Task | Leave every picture out and write out the records below exactly.

Records for the exercise |

----

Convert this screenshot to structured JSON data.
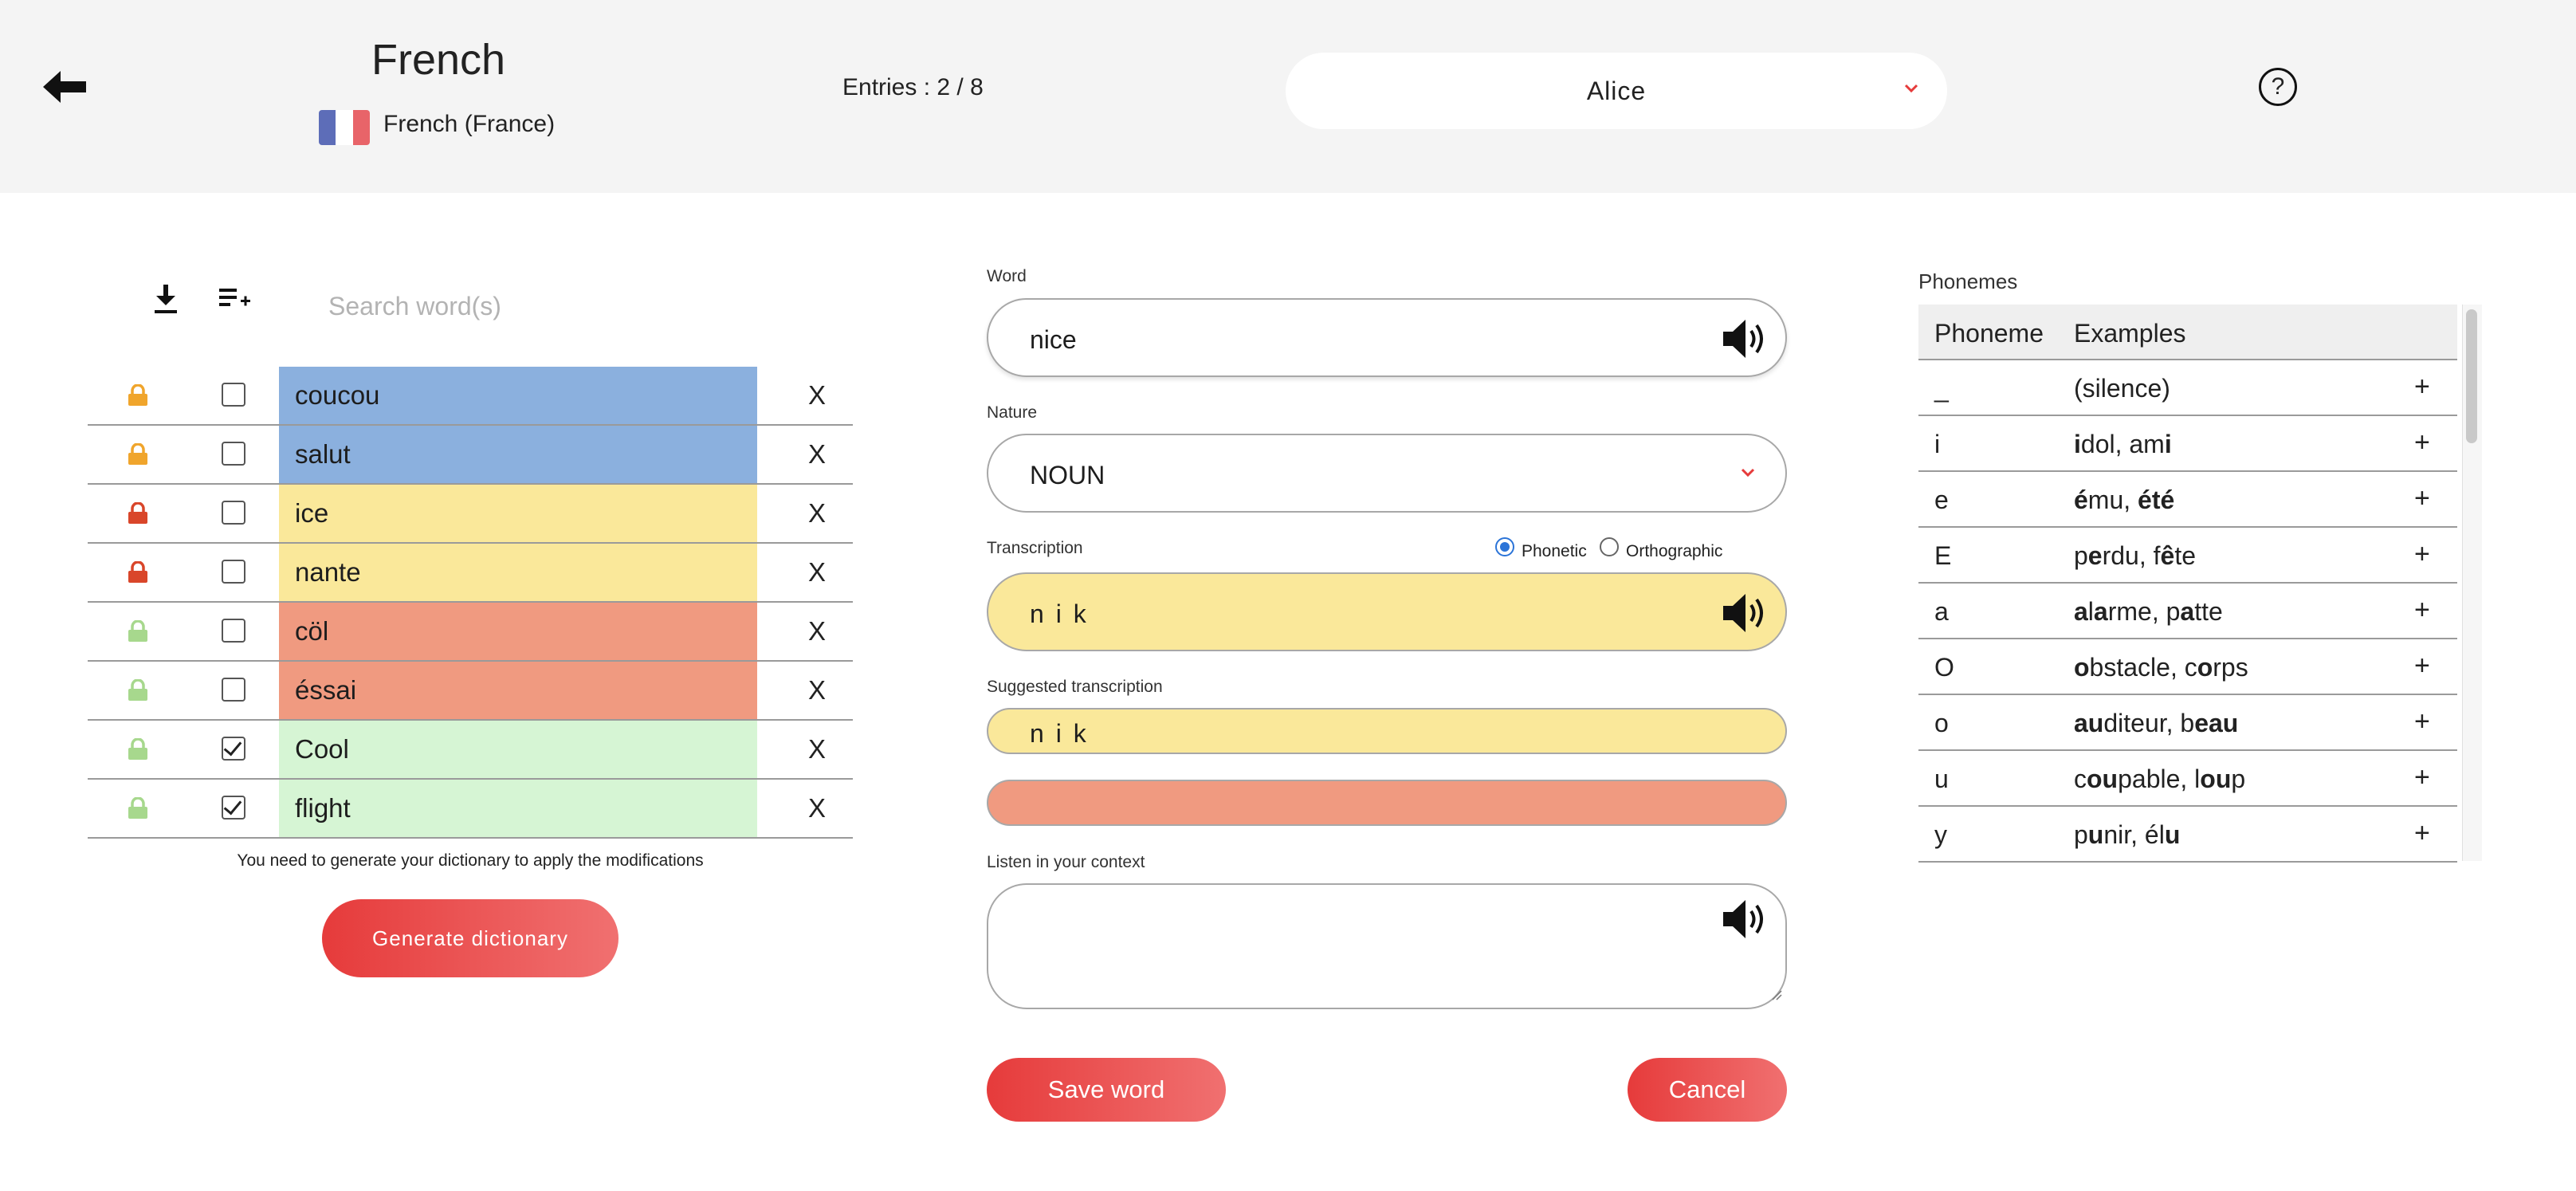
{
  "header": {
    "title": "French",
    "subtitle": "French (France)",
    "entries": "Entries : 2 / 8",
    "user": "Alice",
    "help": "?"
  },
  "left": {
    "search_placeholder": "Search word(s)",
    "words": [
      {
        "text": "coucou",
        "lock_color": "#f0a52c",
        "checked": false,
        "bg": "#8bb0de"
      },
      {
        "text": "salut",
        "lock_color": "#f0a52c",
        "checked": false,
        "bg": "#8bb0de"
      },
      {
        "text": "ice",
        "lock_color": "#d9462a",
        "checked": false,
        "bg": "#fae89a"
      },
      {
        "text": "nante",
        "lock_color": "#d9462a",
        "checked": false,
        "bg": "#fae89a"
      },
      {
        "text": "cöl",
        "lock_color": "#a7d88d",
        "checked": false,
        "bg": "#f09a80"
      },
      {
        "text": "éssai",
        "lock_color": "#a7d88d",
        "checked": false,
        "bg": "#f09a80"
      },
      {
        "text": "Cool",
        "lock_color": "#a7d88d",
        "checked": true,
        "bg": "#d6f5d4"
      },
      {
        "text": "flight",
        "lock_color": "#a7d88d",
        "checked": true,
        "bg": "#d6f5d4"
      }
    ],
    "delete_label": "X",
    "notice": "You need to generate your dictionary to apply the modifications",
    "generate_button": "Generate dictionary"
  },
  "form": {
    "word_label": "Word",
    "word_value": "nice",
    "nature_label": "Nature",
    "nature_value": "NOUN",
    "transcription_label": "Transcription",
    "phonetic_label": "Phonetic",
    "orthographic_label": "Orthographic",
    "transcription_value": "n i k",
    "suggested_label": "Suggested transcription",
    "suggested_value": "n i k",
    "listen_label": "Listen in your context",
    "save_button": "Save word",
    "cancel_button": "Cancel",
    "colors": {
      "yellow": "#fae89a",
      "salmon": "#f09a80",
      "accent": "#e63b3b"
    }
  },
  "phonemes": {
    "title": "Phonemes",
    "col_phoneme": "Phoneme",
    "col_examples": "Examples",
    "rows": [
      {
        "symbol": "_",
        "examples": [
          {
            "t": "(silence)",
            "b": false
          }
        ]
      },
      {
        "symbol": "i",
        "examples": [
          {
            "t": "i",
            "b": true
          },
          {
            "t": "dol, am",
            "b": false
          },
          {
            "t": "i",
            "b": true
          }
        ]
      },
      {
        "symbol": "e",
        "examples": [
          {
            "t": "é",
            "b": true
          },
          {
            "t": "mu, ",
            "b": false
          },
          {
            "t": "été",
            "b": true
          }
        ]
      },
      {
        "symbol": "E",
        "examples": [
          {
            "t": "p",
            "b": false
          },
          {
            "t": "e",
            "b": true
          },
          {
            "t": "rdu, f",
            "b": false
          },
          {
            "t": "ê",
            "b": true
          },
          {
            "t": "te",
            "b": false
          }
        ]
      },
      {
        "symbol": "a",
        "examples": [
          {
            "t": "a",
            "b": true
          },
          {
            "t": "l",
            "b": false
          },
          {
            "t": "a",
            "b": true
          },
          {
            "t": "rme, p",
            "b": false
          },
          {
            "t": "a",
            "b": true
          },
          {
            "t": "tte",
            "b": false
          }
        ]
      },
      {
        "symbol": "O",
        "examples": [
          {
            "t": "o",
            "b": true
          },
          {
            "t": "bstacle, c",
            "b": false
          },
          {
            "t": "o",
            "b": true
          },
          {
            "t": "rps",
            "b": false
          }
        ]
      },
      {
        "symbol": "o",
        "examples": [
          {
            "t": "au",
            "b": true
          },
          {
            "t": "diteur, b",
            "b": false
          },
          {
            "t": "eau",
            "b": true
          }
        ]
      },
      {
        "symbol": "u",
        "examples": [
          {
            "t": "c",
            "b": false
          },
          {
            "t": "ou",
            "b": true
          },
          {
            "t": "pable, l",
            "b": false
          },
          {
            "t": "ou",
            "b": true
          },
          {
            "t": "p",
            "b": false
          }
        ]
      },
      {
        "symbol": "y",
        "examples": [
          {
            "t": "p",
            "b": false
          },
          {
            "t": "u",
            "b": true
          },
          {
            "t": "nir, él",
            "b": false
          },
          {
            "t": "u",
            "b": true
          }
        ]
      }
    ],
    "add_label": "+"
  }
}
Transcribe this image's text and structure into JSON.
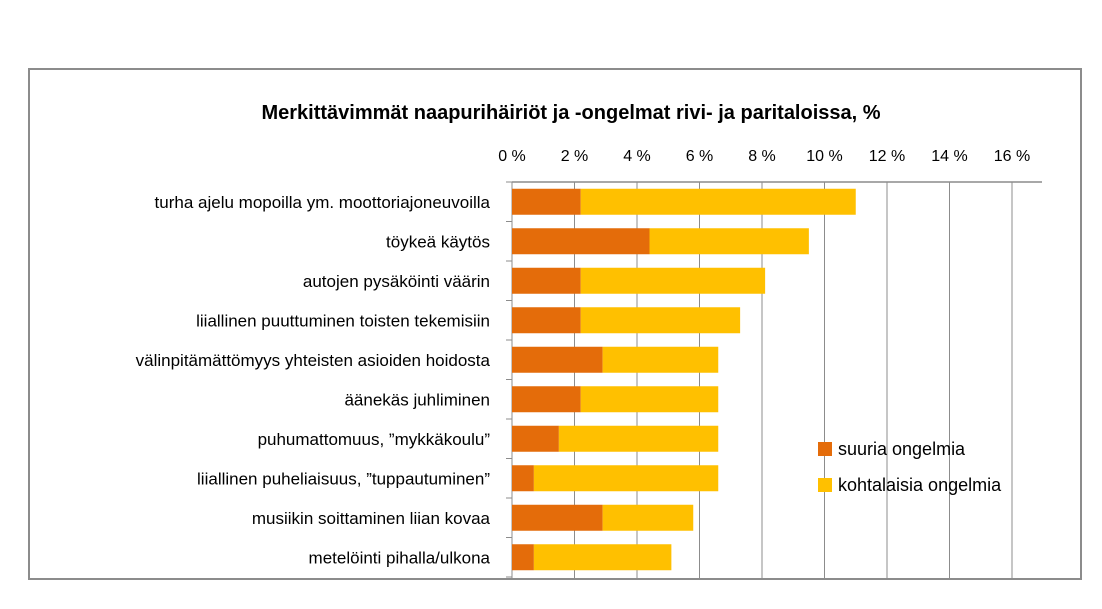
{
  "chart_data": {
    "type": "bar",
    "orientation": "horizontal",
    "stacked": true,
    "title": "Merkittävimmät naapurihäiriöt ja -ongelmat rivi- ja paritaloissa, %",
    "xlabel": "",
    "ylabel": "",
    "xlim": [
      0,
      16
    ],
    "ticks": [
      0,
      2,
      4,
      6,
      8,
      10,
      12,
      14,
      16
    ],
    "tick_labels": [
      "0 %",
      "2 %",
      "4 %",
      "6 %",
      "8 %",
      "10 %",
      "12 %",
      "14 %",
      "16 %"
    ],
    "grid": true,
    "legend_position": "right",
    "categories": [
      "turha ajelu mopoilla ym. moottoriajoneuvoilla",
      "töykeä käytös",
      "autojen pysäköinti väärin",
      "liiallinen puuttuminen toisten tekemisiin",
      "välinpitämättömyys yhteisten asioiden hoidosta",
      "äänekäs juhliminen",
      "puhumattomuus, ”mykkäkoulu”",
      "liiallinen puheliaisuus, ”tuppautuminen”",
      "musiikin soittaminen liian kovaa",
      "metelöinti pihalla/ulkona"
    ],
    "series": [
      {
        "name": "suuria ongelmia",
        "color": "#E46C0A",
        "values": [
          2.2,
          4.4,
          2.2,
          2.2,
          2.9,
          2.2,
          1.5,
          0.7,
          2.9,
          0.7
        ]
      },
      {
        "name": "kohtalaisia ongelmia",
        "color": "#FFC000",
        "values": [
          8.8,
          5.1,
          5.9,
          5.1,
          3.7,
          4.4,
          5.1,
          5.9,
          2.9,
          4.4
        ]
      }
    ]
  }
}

----

Exercise answer |
Convert this screenshot to structured JSON data.
{
  "header": {
    "title": "French",
    "subtitle": "French (France)",
    "entries": "Entries : 2 / 8",
    "user": "Alice",
    "help": "?"
  },
  "left": {
    "search_placeholder": "Search word(s)",
    "words": [
      {
        "text": "coucou",
        "lock_color": "#f0a52c",
        "checked": false,
        "bg": "#8bb0de"
      },
      {
        "text": "salut",
        "lock_color": "#f0a52c",
        "checked": false,
        "bg": "#8bb0de"
      },
      {
        "text": "ice",
        "lock_color": "#d9462a",
        "checked": false,
        "bg": "#fae89a"
      },
      {
        "text": "nante",
        "lock_color": "#d9462a",
        "checked": false,
        "bg": "#fae89a"
      },
      {
        "text": "cöl",
        "lock_color": "#a7d88d",
        "checked": false,
        "bg": "#f09a80"
      },
      {
        "text": "éssai",
        "lock_color": "#a7d88d",
        "checked": false,
        "bg": "#f09a80"
      },
      {
        "text": "Cool",
        "lock_color": "#a7d88d",
        "checked": true,
        "bg": "#d6f5d4"
      },
      {
        "text": "flight",
        "lock_color": "#a7d88d",
        "checked": true,
        "bg": "#d6f5d4"
      }
    ],
    "delete_label": "X",
    "notice": "You need to generate your dictionary to apply the modifications",
    "generate_button": "Generate dictionary"
  },
  "form": {
    "word_label": "Word",
    "word_value": "nice",
    "nature_label": "Nature",
    "nature_value": "NOUN",
    "transcription_label": "Transcription",
    "phonetic_label": "Phonetic",
    "orthographic_label": "Orthographic",
    "transcription_value": "n i k",
    "suggested_label": "Suggested transcription",
    "suggested_value": "n i k",
    "listen_label": "Listen in your context",
    "save_button": "Save word",
    "cancel_button": "Cancel",
    "colors": {
      "yellow": "#fae89a",
      "salmon": "#f09a80",
      "accent": "#e63b3b"
    }
  },
  "phonemes": {
    "title": "Phonemes",
    "col_phoneme": "Phoneme",
    "col_examples": "Examples",
    "rows": [
      {
        "symbol": "_",
        "examples": [
          {
            "t": "(silence)",
            "b": false
          }
        ]
      },
      {
        "symbol": "i",
        "examples": [
          {
            "t": "i",
            "b": true
          },
          {
            "t": "dol, am",
            "b": false
          },
          {
            "t": "i",
            "b": true
          }
        ]
      },
      {
        "symbol": "e",
        "examples": [
          {
            "t": "é",
            "b": true
          },
          {
            "t": "mu, ",
            "b": false
          },
          {
            "t": "été",
            "b": true
          }
        ]
      },
      {
        "symbol": "E",
        "examples": [
          {
            "t": "p",
            "b": false
          },
          {
            "t": "e",
            "b": true
          },
          {
            "t": "rdu, f",
            "b": false
          },
          {
            "t": "ê",
            "b": true
          },
          {
            "t": "te",
            "b": false
          }
        ]
      },
      {
        "symbol": "a",
        "examples": [
          {
            "t": "a",
            "b": true
          },
          {
            "t": "l",
            "b": false
          },
          {
            "t": "a",
            "b": true
          },
          {
            "t": "rme, p",
            "b": false
          },
          {
            "t": "a",
            "b": true
          },
          {
            "t": "tte",
            "b": false
          }
        ]
      },
      {
        "symbol": "O",
        "examples": [
          {
            "t": "o",
            "b": true
          },
          {
            "t": "bstacle, c",
            "b": false
          },
          {
            "t": "o",
            "b": true
          },
          {
            "t": "rps",
            "b": false
          }
        ]
      },
      {
        "symbol": "o",
        "examples": [
          {
            "t": "au",
            "b": true
          },
          {
            "t": "diteur, b",
            "b": false
          },
          {
            "t": "eau",
            "b": true
          }
        ]
      },
      {
        "symbol": "u",
        "examples": [
          {
            "t": "c",
            "b": false
          },
          {
            "t": "ou",
            "b": true
          },
          {
            "t": "pable, l",
            "b": false
          },
          {
            "t": "ou",
            "b": true
          },
          {
            "t": "p",
            "b": false
          }
        ]
      },
      {
        "symbol": "y",
        "examples": [
          {
            "t": "p",
            "b": false
          },
          {
            "t": "u",
            "b": true
          },
          {
            "t": "nir, él",
            "b": false
          },
          {
            "t": "u",
            "b": true
          }
        ]
      }
    ],
    "add_label": "+"
  }
}
Transcribe this image's text and structure into JSON.
{
  "chart_data": {
    "type": "bar",
    "orientation": "horizontal",
    "stacked": true,
    "title": "Merkittävimmät naapurihäiriöt ja -ongelmat rivi- ja paritaloissa, %",
    "xlabel": "",
    "ylabel": "",
    "xlim": [
      0,
      16
    ],
    "ticks": [
      0,
      2,
      4,
      6,
      8,
      10,
      12,
      14,
      16
    ],
    "tick_labels": [
      "0 %",
      "2 %",
      "4 %",
      "6 %",
      "8 %",
      "10 %",
      "12 %",
      "14 %",
      "16 %"
    ],
    "grid": true,
    "legend_position": "right",
    "categories": [
      "turha ajelu mopoilla ym. moottoriajoneuvoilla",
      "töykeä käytös",
      "autojen pysäköinti väärin",
      "liiallinen puuttuminen toisten tekemisiin",
      "välinpitämättömyys yhteisten asioiden hoidosta",
      "äänekäs juhliminen",
      "puhumattomuus, ”mykkäkoulu”",
      "liiallinen puheliaisuus, ”tuppautuminen”",
      "musiikin soittaminen liian kovaa",
      "metelöinti pihalla/ulkona"
    ],
    "series": [
      {
        "name": "suuria ongelmia",
        "color": "#E46C0A",
        "values": [
          2.2,
          4.4,
          2.2,
          2.2,
          2.9,
          2.2,
          1.5,
          0.7,
          2.9,
          0.7
        ]
      },
      {
        "name": "kohtalaisia ongelmia",
        "color": "#FFC000",
        "values": [
          8.8,
          5.1,
          5.9,
          5.1,
          3.7,
          4.4,
          5.1,
          5.9,
          2.9,
          4.4
        ]
      }
    ]
  }
}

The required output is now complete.